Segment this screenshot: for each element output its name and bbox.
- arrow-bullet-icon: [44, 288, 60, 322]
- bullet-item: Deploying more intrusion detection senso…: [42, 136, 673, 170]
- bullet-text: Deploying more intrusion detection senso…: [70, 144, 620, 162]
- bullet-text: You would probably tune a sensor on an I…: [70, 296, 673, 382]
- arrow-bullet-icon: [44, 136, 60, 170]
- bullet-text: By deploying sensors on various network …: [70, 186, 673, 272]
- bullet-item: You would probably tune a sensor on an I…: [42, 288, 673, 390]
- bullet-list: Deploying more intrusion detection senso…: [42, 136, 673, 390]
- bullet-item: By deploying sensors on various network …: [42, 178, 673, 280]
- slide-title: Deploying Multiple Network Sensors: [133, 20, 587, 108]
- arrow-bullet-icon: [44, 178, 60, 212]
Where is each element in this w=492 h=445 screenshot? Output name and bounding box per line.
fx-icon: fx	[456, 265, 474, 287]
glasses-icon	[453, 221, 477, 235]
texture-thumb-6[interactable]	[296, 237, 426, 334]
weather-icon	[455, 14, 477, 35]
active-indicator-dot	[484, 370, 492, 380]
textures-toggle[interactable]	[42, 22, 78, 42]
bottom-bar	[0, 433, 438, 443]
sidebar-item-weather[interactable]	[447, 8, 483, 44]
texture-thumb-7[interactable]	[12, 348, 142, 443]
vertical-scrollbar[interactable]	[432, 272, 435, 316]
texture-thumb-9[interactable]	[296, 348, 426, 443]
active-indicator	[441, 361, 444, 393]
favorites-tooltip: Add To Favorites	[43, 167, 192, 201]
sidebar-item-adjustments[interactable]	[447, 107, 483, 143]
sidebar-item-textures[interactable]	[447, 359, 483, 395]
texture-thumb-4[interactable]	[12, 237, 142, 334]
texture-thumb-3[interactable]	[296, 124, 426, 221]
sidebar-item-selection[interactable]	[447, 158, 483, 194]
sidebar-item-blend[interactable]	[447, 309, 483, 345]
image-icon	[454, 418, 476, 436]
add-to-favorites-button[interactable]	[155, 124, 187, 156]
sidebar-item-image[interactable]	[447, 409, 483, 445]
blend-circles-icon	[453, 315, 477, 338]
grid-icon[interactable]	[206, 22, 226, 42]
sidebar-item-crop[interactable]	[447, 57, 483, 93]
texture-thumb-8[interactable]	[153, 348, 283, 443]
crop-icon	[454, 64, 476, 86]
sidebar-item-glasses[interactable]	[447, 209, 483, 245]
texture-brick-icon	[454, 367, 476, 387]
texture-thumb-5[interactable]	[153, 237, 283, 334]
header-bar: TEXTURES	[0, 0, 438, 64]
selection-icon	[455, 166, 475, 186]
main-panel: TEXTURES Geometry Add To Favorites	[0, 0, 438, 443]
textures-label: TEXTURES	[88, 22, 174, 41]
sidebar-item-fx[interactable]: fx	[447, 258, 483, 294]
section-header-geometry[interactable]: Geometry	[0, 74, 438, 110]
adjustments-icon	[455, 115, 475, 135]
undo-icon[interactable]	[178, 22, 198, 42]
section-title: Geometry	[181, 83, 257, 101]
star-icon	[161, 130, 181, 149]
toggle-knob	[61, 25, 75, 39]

§ Goal: Copy out all of the data above line for line, keeping every character unchanged.

§ Exercise response:
Segment this screenshot: for each element output its name and bbox.
- arrow-bullet-icon: [44, 288, 60, 322]
- bullet-item: Deploying more intrusion detection senso…: [42, 136, 673, 170]
- bullet-text: Deploying more intrusion detection senso…: [70, 144, 620, 162]
- bullet-text: You would probably tune a sensor on an I…: [70, 296, 673, 382]
- arrow-bullet-icon: [44, 136, 60, 170]
- bullet-text: By deploying sensors on various network …: [70, 186, 673, 272]
- bullet-item: You would probably tune a sensor on an I…: [42, 288, 673, 390]
- bullet-list: Deploying more intrusion detection senso…: [42, 136, 673, 390]
- bullet-item: By deploying sensors on various network …: [42, 178, 673, 280]
- slide-title: Deploying Multiple Network Sensors: [133, 20, 587, 108]
- arrow-bullet-icon: [44, 178, 60, 212]
Where is each element in this w=492 h=445 screenshot? Output name and bounding box per line.
fx-icon: fx	[456, 265, 474, 287]
glasses-icon	[453, 221, 477, 235]
texture-thumb-6[interactable]	[296, 237, 426, 334]
weather-icon	[455, 14, 477, 35]
active-indicator-dot	[484, 370, 492, 380]
textures-toggle[interactable]	[42, 22, 78, 42]
bottom-bar	[0, 433, 438, 443]
sidebar-item-weather[interactable]	[447, 8, 483, 44]
texture-thumb-7[interactable]	[12, 348, 142, 443]
vertical-scrollbar[interactable]	[432, 272, 435, 316]
texture-thumb-9[interactable]	[296, 348, 426, 443]
active-indicator	[441, 361, 444, 393]
favorites-tooltip: Add To Favorites	[43, 167, 192, 201]
sidebar-item-adjustments[interactable]	[447, 107, 483, 143]
sidebar-item-textures[interactable]	[447, 359, 483, 395]
texture-thumb-4[interactable]	[12, 237, 142, 334]
texture-thumb-3[interactable]	[296, 124, 426, 221]
sidebar-item-selection[interactable]	[447, 158, 483, 194]
sidebar-item-blend[interactable]	[447, 309, 483, 345]
image-icon	[454, 418, 476, 436]
add-to-favorites-button[interactable]	[155, 124, 187, 156]
sidebar-item-image[interactable]	[447, 409, 483, 445]
blend-circles-icon	[453, 315, 477, 338]
grid-icon[interactable]	[206, 22, 226, 42]
sidebar-item-crop[interactable]	[447, 57, 483, 93]
texture-thumb-8[interactable]	[153, 348, 283, 443]
crop-icon	[454, 64, 476, 86]
sidebar-item-glasses[interactable]	[447, 209, 483, 245]
texture-brick-icon	[454, 367, 476, 387]
texture-thumb-5[interactable]	[153, 237, 283, 334]
header-bar: TEXTURES	[0, 0, 438, 64]
selection-icon	[455, 166, 475, 186]
main-panel: TEXTURES Geometry Add To Favorites	[0, 0, 438, 443]
textures-label: TEXTURES	[88, 22, 174, 41]
sidebar-item-fx[interactable]: fx	[447, 258, 483, 294]
section-header-geometry[interactable]: Geometry	[0, 74, 438, 110]
adjustments-icon	[455, 115, 475, 135]
undo-icon[interactable]	[178, 22, 198, 42]
section-title: Geometry	[181, 83, 257, 101]
star-icon	[161, 130, 181, 149]
toggle-knob	[61, 25, 75, 39]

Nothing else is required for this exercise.